Aim → Turn each line of the rows below into a Markdown table with two columns, No. and Line, skipping any blank lines.

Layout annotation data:
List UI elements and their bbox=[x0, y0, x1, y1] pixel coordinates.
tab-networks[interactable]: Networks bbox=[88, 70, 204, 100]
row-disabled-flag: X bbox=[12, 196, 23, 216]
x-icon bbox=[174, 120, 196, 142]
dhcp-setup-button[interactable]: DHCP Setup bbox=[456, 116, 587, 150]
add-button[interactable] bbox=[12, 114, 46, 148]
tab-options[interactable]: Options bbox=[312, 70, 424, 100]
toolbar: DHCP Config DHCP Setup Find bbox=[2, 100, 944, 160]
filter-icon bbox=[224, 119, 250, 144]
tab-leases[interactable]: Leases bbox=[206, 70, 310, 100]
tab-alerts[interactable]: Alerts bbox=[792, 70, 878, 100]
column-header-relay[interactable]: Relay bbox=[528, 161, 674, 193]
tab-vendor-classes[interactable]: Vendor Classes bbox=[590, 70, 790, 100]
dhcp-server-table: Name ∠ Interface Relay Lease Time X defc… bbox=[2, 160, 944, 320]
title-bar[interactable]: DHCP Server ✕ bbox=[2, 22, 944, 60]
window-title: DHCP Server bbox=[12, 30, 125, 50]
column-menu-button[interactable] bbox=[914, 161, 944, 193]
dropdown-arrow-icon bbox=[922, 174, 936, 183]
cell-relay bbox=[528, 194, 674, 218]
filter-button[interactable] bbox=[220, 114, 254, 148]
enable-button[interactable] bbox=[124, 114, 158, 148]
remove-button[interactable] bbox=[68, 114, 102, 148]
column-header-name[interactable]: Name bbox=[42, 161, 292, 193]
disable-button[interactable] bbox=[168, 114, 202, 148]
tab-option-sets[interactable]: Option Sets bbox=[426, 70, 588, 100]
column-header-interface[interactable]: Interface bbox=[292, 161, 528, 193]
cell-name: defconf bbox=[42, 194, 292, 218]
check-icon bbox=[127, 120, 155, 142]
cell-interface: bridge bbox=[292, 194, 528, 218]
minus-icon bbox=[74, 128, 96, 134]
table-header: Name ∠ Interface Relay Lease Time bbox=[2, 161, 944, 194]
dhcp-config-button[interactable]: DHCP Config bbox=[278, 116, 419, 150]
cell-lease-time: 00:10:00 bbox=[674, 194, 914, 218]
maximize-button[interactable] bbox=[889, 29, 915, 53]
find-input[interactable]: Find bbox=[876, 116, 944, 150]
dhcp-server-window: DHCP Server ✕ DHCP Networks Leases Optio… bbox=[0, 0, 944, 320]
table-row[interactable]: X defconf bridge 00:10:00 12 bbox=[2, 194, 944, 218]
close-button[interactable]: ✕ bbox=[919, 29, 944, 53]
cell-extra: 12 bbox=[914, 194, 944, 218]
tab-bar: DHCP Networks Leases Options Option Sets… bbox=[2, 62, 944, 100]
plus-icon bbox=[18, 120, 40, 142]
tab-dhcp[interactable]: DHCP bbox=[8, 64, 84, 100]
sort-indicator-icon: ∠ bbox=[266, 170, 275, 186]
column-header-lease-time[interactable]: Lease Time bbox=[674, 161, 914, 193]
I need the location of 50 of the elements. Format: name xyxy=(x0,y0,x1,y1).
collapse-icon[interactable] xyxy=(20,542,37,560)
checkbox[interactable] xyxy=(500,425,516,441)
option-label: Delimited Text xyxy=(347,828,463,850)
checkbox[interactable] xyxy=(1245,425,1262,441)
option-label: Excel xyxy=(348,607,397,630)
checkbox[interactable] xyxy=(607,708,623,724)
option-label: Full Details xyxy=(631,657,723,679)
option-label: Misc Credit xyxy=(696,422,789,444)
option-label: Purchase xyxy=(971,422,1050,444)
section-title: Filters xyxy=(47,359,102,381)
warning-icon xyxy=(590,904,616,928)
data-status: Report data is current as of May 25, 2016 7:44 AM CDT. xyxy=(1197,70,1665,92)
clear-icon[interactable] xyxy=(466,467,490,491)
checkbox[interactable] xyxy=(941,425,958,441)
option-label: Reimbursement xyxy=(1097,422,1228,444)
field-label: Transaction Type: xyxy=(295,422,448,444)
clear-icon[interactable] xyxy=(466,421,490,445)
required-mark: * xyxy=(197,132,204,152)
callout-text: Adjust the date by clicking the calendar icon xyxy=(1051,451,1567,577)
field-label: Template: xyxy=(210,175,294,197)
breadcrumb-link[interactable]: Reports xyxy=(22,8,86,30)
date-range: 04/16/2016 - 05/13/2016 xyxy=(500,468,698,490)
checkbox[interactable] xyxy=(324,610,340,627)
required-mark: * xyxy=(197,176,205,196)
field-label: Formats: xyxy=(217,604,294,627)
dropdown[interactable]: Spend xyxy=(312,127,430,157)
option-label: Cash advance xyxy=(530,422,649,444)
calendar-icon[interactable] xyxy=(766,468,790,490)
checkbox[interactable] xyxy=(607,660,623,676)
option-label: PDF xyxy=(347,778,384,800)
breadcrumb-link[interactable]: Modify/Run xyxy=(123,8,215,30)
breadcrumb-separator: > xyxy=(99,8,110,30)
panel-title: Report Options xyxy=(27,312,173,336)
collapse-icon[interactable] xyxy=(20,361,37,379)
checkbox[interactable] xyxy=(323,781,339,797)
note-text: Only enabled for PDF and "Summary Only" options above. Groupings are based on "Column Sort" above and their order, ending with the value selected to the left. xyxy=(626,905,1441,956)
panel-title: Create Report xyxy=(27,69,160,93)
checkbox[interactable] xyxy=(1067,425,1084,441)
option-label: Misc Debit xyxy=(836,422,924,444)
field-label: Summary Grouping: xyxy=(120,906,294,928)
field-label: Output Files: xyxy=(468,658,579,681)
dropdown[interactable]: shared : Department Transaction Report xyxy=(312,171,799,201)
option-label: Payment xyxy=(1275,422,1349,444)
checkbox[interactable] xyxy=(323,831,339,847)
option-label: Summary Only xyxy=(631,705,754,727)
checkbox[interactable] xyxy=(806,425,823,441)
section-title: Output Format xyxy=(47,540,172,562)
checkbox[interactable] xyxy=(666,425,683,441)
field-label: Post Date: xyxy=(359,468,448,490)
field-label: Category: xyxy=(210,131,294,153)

Worked answer →
| No. | Line |
|---|---|
| 1 | List UI elements and their bbox=[x0, y0, x1, y1] pixel coordinates. |
| 2 | tab-networks[interactable]: Networks bbox=[88, 70, 204, 100] |
| 3 | row-disabled-flag: X bbox=[12, 196, 23, 216] |
| 4 | x-icon bbox=[174, 120, 196, 142] |
| 5 | dhcp-setup-button[interactable]: DHCP Setup bbox=[456, 116, 587, 150] |
| 6 | add-button[interactable] bbox=[12, 114, 46, 148] |
| 7 | tab-options[interactable]: Options bbox=[312, 70, 424, 100] |
| 8 | toolbar: DHCP Config DHCP Setup Find bbox=[2, 100, 944, 160] |
| 9 | filter-icon bbox=[224, 119, 250, 144] |
| 10 | tab-leases[interactable]: Leases bbox=[206, 70, 310, 100] |
| 11 | tab-alerts[interactable]: Alerts bbox=[792, 70, 878, 100] |
| 12 | column-header-relay[interactable]: Relay bbox=[528, 161, 674, 193] |
| 13 | tab-vendor-classes[interactable]: Vendor Classes bbox=[590, 70, 790, 100] |
| 14 | dhcp-server-table: Name ∠ Interface Relay Lease Time X defc… bbox=[2, 160, 944, 320] |
| 15 | title-bar[interactable]: DHCP Server ✕ bbox=[2, 22, 944, 60] |
| 16 | window-title: DHCP Server bbox=[12, 30, 125, 50] |
| 17 | column-menu-button[interactable] bbox=[914, 161, 944, 193] |
| 18 | dropdown-arrow-icon bbox=[922, 174, 936, 183] |
| 19 | cell-relay bbox=[528, 194, 674, 218] |
| 20 | filter-button[interactable] bbox=[220, 114, 254, 148] |
| 21 | enable-button[interactable] bbox=[124, 114, 158, 148] |
| 22 | remove-button[interactable] bbox=[68, 114, 102, 148] |
| 23 | column-header-name[interactable]: Name bbox=[42, 161, 292, 193] |
| 24 | disable-button[interactable] bbox=[168, 114, 202, 148] |
| 25 | tab-option-sets[interactable]: Option Sets bbox=[426, 70, 588, 100] |
| 26 | column-header-interface[interactable]: Interface bbox=[292, 161, 528, 193] |
| 27 | cell-name: defconf bbox=[42, 194, 292, 218] |
| 28 | check-icon bbox=[127, 120, 155, 142] |
| 29 | cell-interface: bridge bbox=[292, 194, 528, 218] |
| 30 | minus-icon bbox=[74, 128, 96, 134] |
| 31 | table-header: Name ∠ Interface Relay Lease Time bbox=[2, 161, 944, 194] |
| 32 | dhcp-config-button[interactable]: DHCP Config bbox=[278, 116, 419, 150] |
| 33 | cell-lease-time: 00:10:00 bbox=[674, 194, 914, 218] |
| 34 | maximize-button[interactable] bbox=[889, 29, 915, 53] |
| 35 | find-input[interactable]: Find bbox=[876, 116, 944, 150] |
| 36 | dhcp-server-window: DHCP Server ✕ DHCP Networks Leases Optio… bbox=[0, 0, 944, 320] |
| 37 | table-row[interactable]: X defconf bridge 00:10:00 12 bbox=[2, 194, 944, 218] |
| 38 | close-button[interactable]: ✕ bbox=[919, 29, 944, 53] |
| 39 | cell-extra: 12 bbox=[914, 194, 944, 218] |
| 40 | tab-bar: DHCP Networks Leases Options Option Sets… bbox=[2, 62, 944, 100] |
| 41 | plus-icon bbox=[18, 120, 40, 142] |
| 42 | tab-dhcp[interactable]: DHCP bbox=[8, 64, 84, 100] |
| 43 | sort-indicator-icon: ∠ bbox=[266, 170, 275, 186] |
| 44 | column-header-lease-time[interactable]: Lease Time bbox=[674, 161, 914, 193] |
| 45 | I need the location of 50 of the elements. Format: name xyxy=(x0,y0,x1,y1). |
| 46 | collapse-icon[interactable] xyxy=(20,542,37,560) |
| 47 | checkbox[interactable] xyxy=(500,425,516,441) |
| 48 | option-label: Delimited Text xyxy=(347,828,463,850) |
| 49 | checkbox[interactable] xyxy=(1245,425,1262,441) |
| 50 | option-label: Excel xyxy=(348,607,397,630) |
| 51 | checkbox[interactable] xyxy=(607,708,623,724) |
| 52 | option-label: Full Details xyxy=(631,657,723,679) |
| 53 | option-label: Misc Credit xyxy=(696,422,789,444) |
| 54 | option-label: Purchase xyxy=(971,422,1050,444) |
| 55 | section-title: Filters xyxy=(47,359,102,381) |
| 56 | warning-icon xyxy=(590,904,616,928) |
| 57 | data-status: Report data is current as of May 25, 2016 7:44 AM CDT. xyxy=(1197,70,1665,92) |
| 58 | clear-icon[interactable] xyxy=(466,467,490,491) |
| 59 | checkbox[interactable] xyxy=(941,425,958,441) |
| 60 | option-label: Reimbursement xyxy=(1097,422,1228,444) |
| 61 | field-label: Transaction Type: xyxy=(295,422,448,444) |
| 62 | clear-icon[interactable] xyxy=(466,421,490,445) |
| 63 | required-mark: * xyxy=(197,132,204,152) |
| 64 | callout-text: Adjust the date by clicking the calendar icon xyxy=(1051,451,1567,577) |
| 65 | field-label: Template: xyxy=(210,175,294,197) |
| 66 | breadcrumb-link[interactable]: Reports xyxy=(22,8,86,30) |
| 67 | date-range: 04/16/2016 - 05/13/2016 xyxy=(500,468,698,490) |
| 68 | checkbox[interactable] xyxy=(324,610,340,627) |
| 69 | required-mark: * xyxy=(197,176,205,196) |
| 70 | field-label: Formats: xyxy=(217,604,294,627) |
| 71 | dropdown[interactable]: Spend xyxy=(312,127,430,157) |
| 72 | option-label: Cash advance xyxy=(530,422,649,444) |
| 73 | calendar-icon[interactable] xyxy=(766,468,790,490) |
| 74 | checkbox[interactable] xyxy=(607,660,623,676) |
| 75 | option-label: PDF xyxy=(347,778,384,800) |
| 76 | breadcrumb-link[interactable]: Modify/Run xyxy=(123,8,215,30) |
| 77 | breadcrumb-separator: > xyxy=(99,8,110,30) |
| 78 | panel-title: Report Options xyxy=(27,312,173,336) |
| 79 | collapse-icon[interactable] xyxy=(20,361,37,379) |
| 80 | checkbox[interactable] xyxy=(323,781,339,797) |
| 81 | note-text: Only enabled for PDF and "Summary Only" options above. Groupings are based on "Column Sort" above and their order, ending with the value selected to the left. xyxy=(626,905,1441,956) |
| 82 | panel-title: Create Report xyxy=(27,69,160,93) |
| 83 | checkbox[interactable] xyxy=(1067,425,1084,441) |
| 84 | option-label: Misc Debit xyxy=(836,422,924,444) |
| 85 | field-label: Summary Grouping: xyxy=(120,906,294,928) |
| 86 | field-label: Output Files: xyxy=(468,658,579,681) |
| 87 | dropdown[interactable]: shared : Department Transaction Report xyxy=(312,171,799,201) |
| 88 | option-label: Payment xyxy=(1275,422,1349,444) |
| 89 | checkbox[interactable] xyxy=(323,831,339,847) |
| 90 | option-label: Summary Only xyxy=(631,705,754,727) |
| 91 | checkbox[interactable] xyxy=(806,425,823,441) |
| 92 | section-title: Output Format xyxy=(47,540,172,562) |
| 93 | checkbox[interactable] xyxy=(666,425,683,441) |
| 94 | field-label: Post Date: xyxy=(359,468,448,490) |
| 95 | field-label: Category: xyxy=(210,131,294,153) |